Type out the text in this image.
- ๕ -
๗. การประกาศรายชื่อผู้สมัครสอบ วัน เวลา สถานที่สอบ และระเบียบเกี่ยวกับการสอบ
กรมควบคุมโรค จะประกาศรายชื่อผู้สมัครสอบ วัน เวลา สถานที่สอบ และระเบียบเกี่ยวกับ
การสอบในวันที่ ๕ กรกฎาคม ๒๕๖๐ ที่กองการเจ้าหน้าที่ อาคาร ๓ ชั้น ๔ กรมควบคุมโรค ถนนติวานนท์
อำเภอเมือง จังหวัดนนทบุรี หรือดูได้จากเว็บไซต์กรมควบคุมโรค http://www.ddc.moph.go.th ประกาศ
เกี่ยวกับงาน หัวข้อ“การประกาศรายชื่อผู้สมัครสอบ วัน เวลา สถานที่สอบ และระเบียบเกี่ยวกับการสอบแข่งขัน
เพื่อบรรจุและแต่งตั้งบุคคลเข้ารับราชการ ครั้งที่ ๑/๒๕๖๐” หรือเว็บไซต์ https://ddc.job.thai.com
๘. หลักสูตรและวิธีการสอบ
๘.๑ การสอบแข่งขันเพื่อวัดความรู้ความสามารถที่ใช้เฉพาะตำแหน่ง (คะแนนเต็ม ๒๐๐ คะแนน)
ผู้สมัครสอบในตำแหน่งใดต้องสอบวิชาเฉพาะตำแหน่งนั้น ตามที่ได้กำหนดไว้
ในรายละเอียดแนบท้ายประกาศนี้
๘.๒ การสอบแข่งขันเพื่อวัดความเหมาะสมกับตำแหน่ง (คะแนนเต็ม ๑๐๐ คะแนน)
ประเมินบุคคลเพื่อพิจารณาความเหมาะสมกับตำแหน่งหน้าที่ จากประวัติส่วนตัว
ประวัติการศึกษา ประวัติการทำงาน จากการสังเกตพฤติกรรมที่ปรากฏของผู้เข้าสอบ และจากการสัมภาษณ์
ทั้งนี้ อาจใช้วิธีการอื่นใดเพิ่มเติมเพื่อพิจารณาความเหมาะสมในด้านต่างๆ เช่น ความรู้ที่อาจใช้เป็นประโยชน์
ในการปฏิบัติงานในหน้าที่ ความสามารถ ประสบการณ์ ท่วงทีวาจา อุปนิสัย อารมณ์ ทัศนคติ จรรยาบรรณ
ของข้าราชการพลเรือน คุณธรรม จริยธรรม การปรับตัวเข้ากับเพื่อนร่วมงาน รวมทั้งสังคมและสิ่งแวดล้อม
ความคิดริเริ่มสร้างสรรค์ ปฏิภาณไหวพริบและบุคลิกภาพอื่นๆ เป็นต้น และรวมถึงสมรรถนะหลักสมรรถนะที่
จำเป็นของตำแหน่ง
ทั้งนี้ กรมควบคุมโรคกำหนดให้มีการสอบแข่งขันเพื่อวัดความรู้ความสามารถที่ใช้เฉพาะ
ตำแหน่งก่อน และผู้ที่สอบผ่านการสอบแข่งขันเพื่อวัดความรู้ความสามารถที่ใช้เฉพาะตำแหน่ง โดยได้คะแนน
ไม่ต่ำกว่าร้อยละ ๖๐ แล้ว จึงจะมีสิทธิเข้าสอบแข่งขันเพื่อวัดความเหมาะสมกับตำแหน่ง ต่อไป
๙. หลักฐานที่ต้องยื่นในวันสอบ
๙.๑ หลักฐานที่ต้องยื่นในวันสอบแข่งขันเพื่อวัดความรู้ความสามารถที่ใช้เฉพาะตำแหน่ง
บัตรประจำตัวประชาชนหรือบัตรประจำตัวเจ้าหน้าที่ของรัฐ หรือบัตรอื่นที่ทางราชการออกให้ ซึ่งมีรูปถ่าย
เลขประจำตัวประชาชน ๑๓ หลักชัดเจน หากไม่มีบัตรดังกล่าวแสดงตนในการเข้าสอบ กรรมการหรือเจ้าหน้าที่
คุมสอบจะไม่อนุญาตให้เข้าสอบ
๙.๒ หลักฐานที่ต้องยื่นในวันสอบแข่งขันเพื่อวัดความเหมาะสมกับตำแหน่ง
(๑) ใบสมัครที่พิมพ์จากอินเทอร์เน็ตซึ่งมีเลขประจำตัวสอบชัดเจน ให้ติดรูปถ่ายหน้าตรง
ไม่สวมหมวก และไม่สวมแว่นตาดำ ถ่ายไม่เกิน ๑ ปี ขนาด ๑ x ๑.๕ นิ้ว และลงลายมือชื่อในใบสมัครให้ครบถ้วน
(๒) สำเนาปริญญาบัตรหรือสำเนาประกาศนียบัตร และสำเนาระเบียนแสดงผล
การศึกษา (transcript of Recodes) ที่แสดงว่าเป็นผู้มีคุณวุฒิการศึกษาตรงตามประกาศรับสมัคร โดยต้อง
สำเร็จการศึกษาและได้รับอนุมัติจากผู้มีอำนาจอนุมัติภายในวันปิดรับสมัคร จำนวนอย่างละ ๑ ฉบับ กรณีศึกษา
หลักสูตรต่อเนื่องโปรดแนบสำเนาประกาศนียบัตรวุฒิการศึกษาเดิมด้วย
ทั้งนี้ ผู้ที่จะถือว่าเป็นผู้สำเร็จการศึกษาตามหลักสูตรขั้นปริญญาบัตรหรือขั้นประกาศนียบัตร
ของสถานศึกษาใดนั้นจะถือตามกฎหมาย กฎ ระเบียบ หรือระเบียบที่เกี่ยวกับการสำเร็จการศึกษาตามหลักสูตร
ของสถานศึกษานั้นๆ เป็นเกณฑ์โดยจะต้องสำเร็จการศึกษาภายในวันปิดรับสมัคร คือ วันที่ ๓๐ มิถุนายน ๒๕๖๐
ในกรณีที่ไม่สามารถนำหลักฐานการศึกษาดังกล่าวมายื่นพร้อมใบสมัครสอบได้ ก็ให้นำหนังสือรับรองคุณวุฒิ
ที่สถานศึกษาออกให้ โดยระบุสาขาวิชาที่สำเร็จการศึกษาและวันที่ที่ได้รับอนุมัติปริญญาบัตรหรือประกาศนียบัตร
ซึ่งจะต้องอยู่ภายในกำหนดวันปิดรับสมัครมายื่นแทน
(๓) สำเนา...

+ + +

● Problem requirements:
Whenever "จการศ" turns up in a line, pick that line out.

● Exercise output:
สำเร็จการศึกษาและได้รับอนุมัติจากผู้มีอำนาจอนุมัติภายในวันปิดรับสมัคร จำนวนอย่างละ ๑ ฉบับ กรณีศึกษา
ทั้งนี้ ผู้ที่จะถือว่าเป็นผู้สำเร็จการศึกษาตามหลักสูตรขั้นปริญญาบัตรหรือขั้นประกาศนียบัตร
ของสถานศึกษาใดนั้นจะถือตามกฎหมาย กฎ ระเบียบ หรือระเบียบที่เกี่ยวกับการสำเร็จการศึกษาตามหลักสูตร
ของสถานศึกษานั้นๆ เป็นเกณฑ์โดยจะต้องสำเร็จการศึกษาภายในวันปิดรับสมัคร คือ วันที่ ๓๐ มิถุนายน ๒๕๖๐
ที่สถานศึกษาออกให้ โดยระบุสาขาวิชาที่สำเร็จการศึกษาและวันที่ที่ได้รับอนุมัติปริญญาบัตรหรือประกาศนียบัตร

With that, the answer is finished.